→ **EXERCISE OBJECTIVE**: Locate each line holding the string "Ticketing" and copy it.

───── INPUT FOR THIS TASK

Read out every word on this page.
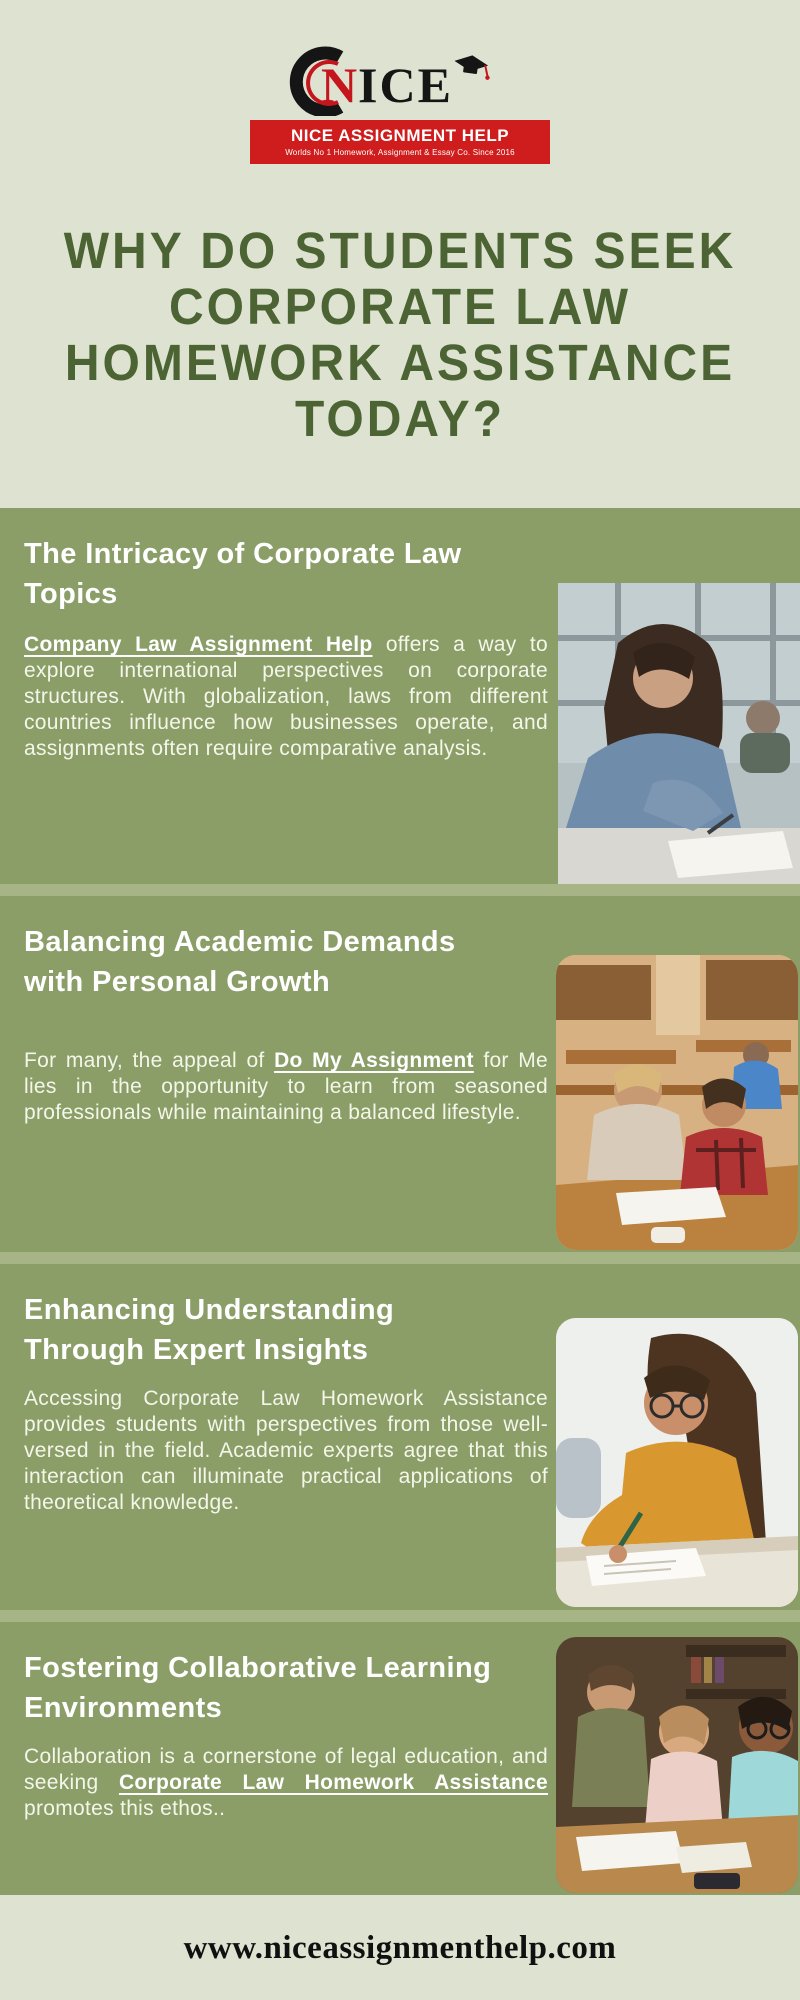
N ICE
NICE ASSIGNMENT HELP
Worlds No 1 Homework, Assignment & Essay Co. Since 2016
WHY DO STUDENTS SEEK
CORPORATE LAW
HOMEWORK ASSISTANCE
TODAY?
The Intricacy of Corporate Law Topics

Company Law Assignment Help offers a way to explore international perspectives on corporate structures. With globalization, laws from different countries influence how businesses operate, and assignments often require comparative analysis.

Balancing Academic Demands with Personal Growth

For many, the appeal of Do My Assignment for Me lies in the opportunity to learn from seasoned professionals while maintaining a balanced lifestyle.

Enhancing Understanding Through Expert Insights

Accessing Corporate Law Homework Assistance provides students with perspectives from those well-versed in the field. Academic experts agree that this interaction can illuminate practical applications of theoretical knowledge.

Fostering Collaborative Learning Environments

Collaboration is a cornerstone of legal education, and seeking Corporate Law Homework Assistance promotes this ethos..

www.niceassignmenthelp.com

──────────
───── INPUT FOR THIS TASK

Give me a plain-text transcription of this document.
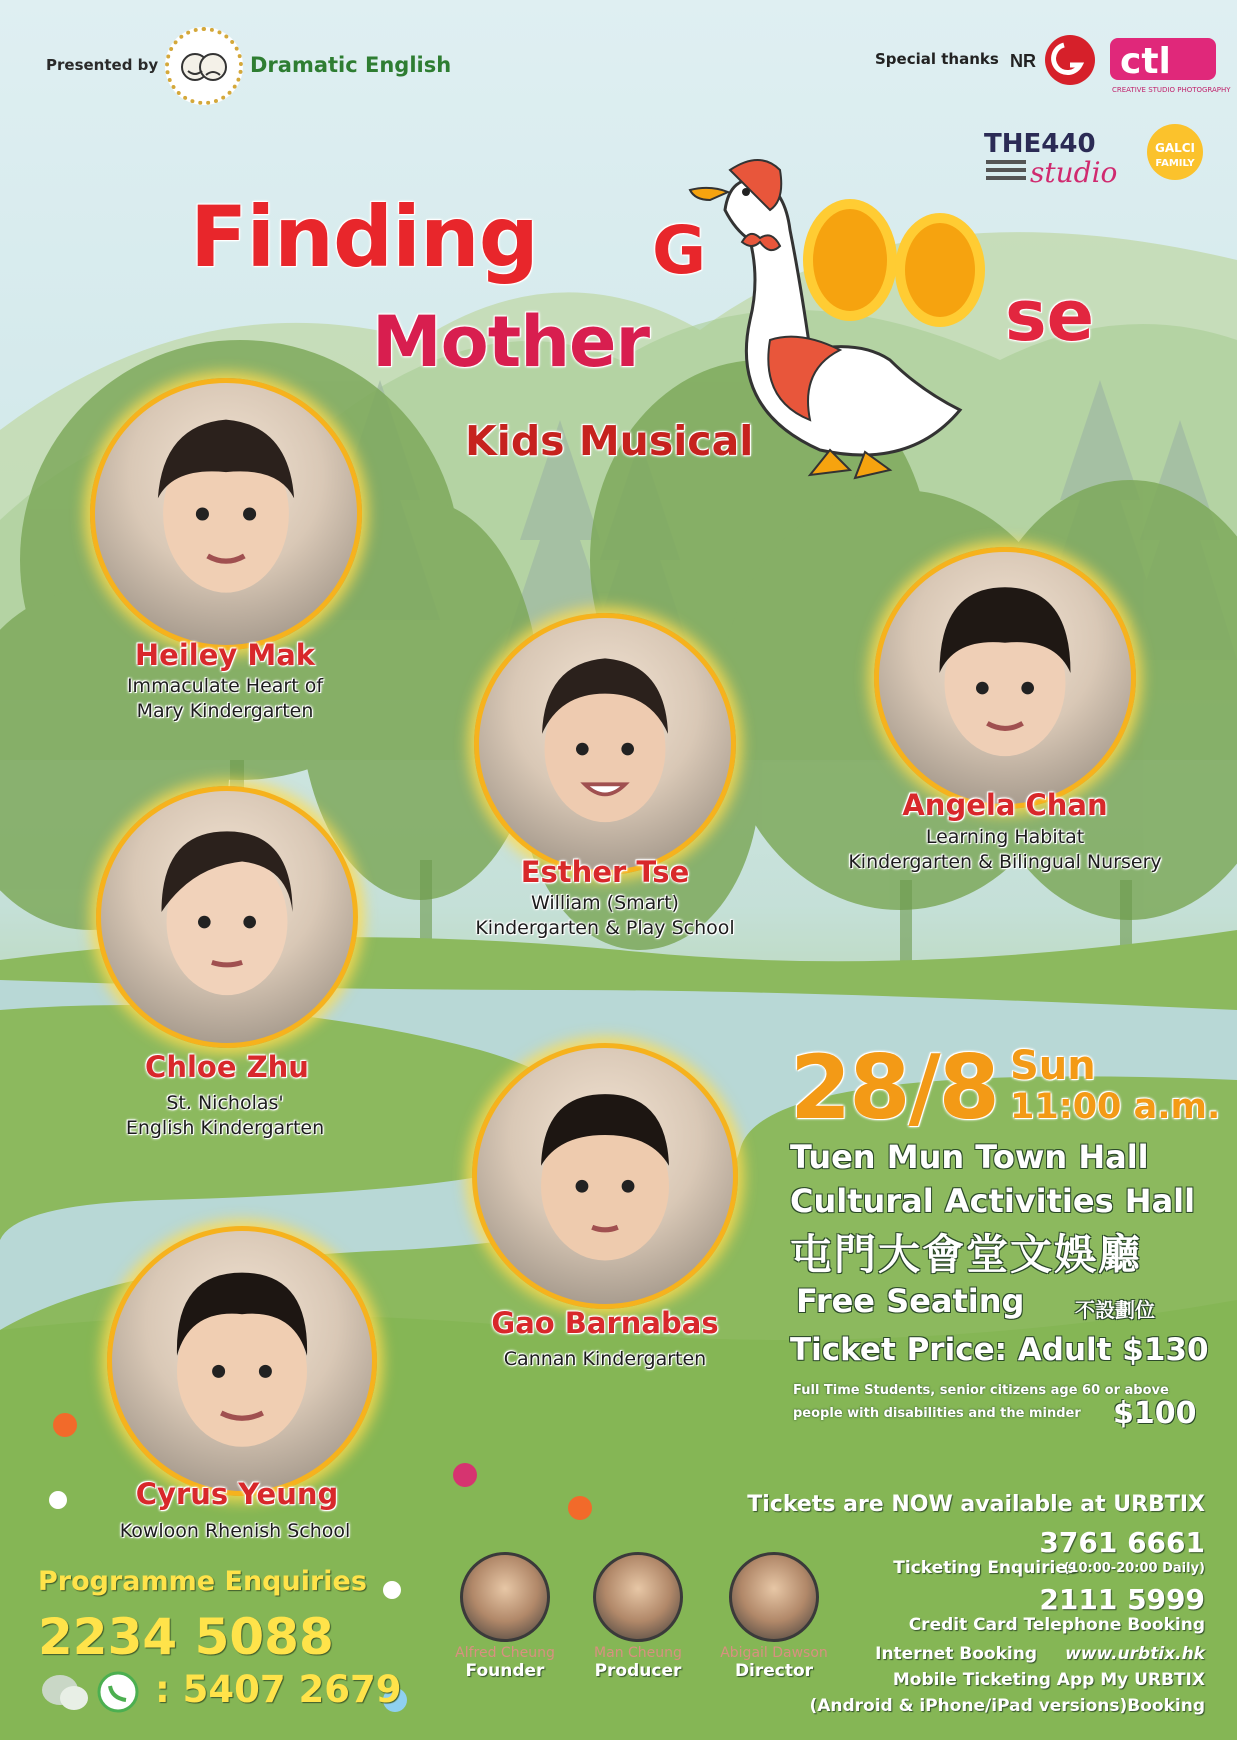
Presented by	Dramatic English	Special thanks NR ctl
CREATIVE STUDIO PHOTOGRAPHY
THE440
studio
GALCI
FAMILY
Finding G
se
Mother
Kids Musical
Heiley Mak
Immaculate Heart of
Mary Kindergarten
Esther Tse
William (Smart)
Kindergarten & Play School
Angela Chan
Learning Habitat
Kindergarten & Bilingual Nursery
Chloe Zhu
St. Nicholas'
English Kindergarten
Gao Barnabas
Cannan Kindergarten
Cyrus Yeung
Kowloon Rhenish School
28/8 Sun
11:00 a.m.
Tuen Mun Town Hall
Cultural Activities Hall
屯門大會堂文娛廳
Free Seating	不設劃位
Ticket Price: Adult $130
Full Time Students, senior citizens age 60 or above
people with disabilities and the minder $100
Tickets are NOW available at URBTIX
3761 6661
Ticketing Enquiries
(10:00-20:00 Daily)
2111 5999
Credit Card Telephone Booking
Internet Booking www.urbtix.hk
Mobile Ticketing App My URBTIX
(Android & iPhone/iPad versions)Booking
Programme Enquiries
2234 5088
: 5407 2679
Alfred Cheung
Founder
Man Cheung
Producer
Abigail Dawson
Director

──────────

→ **TASK RESULT**:
Ticketing Enquiries
Mobile Ticketing App My URBTIX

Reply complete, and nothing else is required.